Data for this exercise.
──────────────────────────────

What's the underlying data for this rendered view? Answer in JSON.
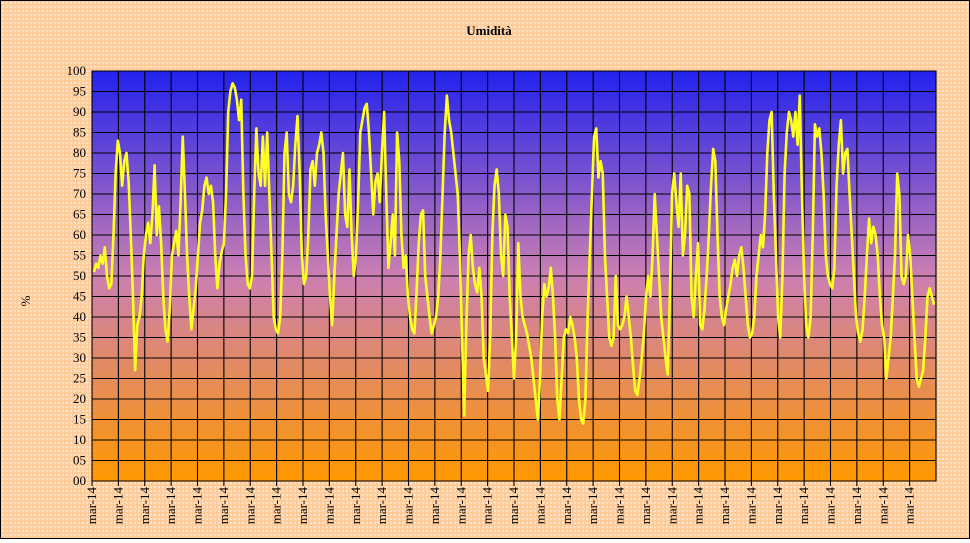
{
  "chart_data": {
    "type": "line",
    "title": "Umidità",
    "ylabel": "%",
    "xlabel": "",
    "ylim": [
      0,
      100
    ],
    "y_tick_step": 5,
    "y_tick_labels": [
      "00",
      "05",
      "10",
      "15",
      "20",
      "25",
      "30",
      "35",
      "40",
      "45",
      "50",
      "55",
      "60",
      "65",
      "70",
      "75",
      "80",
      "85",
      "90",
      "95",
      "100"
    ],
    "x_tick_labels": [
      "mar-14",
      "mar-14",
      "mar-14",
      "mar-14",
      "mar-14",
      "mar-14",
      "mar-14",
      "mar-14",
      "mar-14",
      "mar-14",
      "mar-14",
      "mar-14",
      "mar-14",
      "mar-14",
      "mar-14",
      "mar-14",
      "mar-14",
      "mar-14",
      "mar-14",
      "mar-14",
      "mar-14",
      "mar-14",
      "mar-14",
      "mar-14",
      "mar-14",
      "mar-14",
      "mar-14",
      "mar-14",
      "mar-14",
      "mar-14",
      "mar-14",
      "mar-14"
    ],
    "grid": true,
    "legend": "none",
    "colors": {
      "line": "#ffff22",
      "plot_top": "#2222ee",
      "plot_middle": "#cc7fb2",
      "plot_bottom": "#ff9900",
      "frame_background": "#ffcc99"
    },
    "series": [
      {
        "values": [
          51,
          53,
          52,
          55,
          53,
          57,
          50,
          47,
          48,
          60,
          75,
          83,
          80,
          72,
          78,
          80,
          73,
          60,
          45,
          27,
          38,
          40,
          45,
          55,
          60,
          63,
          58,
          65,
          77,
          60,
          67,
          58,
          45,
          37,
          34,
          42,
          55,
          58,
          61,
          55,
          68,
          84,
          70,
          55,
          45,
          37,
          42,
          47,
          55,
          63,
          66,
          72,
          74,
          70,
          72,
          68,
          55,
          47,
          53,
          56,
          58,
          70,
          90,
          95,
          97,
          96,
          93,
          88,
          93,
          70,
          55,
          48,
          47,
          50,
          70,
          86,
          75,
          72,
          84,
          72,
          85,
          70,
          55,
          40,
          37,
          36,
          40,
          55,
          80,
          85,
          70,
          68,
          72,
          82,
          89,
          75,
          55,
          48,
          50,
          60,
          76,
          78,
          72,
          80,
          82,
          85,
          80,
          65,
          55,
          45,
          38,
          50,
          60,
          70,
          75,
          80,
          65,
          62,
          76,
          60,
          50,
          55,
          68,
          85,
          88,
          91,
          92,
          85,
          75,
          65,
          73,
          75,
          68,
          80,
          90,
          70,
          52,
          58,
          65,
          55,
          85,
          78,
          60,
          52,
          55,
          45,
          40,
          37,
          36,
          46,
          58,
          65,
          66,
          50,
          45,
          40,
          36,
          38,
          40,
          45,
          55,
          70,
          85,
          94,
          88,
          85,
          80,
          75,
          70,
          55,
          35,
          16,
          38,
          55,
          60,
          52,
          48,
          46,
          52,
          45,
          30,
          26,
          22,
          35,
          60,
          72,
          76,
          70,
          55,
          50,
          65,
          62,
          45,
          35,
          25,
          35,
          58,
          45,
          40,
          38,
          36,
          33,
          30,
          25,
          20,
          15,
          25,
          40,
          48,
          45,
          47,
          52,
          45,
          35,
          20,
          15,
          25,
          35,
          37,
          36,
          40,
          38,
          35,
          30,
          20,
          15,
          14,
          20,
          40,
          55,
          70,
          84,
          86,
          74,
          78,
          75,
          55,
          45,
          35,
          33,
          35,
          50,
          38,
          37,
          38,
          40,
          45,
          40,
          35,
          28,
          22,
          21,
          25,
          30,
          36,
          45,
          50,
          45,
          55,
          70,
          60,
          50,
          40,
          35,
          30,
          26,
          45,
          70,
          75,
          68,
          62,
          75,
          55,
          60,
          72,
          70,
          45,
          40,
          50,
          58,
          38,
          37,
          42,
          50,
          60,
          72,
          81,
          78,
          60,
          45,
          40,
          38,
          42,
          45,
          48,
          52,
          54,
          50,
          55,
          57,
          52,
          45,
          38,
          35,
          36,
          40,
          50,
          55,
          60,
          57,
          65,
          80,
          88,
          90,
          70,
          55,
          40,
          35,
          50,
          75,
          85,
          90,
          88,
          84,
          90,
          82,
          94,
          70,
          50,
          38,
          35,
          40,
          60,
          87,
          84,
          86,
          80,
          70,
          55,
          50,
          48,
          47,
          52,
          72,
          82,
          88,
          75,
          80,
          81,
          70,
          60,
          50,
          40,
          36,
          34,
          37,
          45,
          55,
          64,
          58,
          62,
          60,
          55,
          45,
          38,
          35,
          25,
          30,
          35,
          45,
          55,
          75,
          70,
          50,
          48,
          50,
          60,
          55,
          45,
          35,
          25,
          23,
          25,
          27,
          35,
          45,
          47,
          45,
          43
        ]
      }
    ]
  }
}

──────────────────────────────

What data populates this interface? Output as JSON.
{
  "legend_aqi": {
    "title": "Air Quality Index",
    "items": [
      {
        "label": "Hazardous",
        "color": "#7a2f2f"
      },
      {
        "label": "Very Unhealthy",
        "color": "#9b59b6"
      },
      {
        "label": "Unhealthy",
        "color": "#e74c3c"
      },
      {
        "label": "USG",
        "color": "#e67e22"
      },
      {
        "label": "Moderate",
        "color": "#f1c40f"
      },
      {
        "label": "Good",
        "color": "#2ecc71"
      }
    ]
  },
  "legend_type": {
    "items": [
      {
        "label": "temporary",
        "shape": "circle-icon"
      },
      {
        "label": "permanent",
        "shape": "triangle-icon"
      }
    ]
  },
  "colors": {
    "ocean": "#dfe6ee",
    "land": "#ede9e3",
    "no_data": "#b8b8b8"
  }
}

──────────────────────────────

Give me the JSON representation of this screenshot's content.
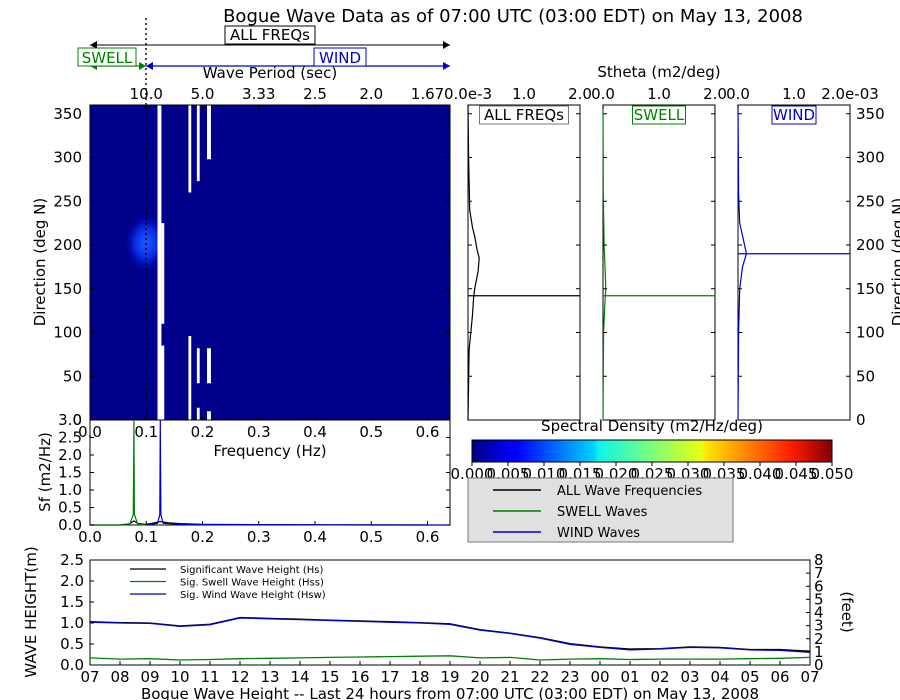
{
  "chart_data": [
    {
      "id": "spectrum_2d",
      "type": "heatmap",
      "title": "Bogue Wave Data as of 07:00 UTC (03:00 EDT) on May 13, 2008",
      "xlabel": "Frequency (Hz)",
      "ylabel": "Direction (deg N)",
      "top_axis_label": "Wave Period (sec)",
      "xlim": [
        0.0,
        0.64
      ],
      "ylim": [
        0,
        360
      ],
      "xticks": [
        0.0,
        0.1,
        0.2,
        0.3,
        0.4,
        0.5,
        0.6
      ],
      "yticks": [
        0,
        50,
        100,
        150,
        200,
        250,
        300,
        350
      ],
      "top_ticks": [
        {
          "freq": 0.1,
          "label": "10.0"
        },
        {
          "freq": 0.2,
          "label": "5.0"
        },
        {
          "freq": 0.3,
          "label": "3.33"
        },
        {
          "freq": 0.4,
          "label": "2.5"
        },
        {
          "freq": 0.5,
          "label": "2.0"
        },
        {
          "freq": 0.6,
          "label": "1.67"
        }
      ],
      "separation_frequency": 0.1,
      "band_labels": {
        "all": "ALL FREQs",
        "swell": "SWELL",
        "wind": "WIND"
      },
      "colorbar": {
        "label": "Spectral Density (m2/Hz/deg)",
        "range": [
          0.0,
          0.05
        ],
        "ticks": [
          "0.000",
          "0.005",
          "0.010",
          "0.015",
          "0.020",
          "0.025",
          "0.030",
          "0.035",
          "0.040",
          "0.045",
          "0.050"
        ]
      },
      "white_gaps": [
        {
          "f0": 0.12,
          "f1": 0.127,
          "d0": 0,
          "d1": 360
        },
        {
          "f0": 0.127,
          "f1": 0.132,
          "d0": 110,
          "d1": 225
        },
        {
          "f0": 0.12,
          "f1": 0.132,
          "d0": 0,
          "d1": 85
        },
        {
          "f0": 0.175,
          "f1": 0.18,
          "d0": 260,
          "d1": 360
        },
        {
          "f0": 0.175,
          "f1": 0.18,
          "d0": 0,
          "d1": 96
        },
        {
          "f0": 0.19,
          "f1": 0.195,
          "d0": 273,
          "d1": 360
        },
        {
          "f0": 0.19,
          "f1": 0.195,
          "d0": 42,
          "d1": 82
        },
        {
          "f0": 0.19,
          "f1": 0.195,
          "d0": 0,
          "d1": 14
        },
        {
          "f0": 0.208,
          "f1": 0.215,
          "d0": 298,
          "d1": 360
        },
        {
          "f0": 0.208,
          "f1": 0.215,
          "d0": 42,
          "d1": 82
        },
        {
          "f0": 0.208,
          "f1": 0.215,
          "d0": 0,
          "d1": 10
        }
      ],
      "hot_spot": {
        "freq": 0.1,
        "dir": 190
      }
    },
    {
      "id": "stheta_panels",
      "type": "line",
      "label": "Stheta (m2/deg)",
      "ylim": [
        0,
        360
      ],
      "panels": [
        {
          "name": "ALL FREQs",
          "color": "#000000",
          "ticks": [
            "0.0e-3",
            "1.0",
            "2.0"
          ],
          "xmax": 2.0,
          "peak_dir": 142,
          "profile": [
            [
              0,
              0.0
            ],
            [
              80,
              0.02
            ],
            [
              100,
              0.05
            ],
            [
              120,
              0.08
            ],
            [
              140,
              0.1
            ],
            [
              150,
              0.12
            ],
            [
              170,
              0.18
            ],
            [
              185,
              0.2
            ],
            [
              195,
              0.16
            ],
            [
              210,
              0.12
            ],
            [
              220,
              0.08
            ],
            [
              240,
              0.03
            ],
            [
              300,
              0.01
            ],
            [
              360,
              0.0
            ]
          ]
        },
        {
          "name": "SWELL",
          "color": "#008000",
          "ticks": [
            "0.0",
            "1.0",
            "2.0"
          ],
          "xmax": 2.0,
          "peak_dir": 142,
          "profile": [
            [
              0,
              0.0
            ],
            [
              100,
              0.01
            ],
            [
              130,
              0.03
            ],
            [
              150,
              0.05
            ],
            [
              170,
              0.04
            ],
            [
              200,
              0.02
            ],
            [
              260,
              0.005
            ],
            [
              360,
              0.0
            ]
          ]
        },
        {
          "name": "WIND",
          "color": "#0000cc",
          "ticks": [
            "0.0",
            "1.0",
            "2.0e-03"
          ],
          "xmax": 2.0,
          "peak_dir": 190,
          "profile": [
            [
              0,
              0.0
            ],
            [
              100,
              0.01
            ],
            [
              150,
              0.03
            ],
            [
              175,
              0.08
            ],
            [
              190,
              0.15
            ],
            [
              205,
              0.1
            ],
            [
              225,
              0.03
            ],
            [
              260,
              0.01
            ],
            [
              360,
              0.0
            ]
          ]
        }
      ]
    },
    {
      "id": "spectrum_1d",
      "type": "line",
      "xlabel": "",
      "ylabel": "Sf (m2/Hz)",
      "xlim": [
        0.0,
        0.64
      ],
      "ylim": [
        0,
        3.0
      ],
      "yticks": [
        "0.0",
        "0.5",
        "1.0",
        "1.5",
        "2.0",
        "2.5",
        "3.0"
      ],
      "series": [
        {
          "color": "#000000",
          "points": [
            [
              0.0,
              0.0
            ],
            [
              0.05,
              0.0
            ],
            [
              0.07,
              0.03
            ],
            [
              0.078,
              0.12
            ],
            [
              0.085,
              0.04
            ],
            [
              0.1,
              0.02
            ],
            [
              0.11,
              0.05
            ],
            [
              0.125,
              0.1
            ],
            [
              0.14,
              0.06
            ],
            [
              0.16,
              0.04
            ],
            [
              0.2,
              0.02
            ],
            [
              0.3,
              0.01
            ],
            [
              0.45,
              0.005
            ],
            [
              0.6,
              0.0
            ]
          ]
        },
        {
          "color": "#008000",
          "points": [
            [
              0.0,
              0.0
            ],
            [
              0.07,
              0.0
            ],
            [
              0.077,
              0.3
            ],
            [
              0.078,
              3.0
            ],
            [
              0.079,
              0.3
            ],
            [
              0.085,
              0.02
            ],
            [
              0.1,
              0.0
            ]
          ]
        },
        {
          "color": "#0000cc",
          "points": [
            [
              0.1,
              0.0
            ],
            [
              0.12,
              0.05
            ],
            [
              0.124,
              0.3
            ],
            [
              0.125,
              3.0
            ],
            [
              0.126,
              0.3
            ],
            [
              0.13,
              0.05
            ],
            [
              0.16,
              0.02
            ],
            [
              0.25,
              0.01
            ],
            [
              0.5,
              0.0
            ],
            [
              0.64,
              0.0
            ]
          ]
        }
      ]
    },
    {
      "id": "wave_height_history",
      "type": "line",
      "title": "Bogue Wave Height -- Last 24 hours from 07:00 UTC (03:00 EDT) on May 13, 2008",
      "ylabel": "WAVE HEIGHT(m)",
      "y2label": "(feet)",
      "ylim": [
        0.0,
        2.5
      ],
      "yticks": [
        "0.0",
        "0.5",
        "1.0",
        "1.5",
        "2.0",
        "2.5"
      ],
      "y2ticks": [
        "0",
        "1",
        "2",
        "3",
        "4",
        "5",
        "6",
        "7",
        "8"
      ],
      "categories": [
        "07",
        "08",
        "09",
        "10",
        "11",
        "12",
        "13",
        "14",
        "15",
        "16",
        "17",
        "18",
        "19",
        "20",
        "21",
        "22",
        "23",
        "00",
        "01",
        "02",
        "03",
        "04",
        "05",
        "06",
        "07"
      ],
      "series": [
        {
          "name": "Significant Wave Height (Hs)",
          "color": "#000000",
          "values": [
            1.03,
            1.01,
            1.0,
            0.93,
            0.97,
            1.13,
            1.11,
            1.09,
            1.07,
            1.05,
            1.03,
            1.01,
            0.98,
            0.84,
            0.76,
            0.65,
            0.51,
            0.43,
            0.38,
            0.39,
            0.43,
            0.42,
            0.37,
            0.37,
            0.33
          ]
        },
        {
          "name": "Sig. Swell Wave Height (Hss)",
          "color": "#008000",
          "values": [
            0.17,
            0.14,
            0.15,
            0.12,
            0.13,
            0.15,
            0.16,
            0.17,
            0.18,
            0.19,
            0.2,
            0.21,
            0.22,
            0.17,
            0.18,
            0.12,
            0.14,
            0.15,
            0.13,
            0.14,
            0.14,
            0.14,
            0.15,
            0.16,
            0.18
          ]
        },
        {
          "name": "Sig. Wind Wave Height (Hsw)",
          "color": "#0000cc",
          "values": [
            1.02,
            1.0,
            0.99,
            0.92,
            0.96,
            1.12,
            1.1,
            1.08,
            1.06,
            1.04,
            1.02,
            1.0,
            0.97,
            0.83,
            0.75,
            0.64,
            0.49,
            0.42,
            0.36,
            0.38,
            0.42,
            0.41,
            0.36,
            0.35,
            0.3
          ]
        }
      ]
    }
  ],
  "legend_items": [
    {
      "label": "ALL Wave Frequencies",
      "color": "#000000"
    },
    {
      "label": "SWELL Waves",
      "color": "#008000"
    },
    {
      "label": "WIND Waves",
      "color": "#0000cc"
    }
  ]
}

──────────────────────────────

Your task. Gather each line from the entries above that includes the word "title".

Output for this task.
    "title": "Umidità",
    "title": "Air Quality Index",
      "title": "Bogue Wave Data as of 07:00 UTC (03:00 EDT) on May 13, 2008",
      "title": "Bogue Wave Height -- Last 24 hours from 07:00 UTC (03:00 EDT) on May 13, 2008",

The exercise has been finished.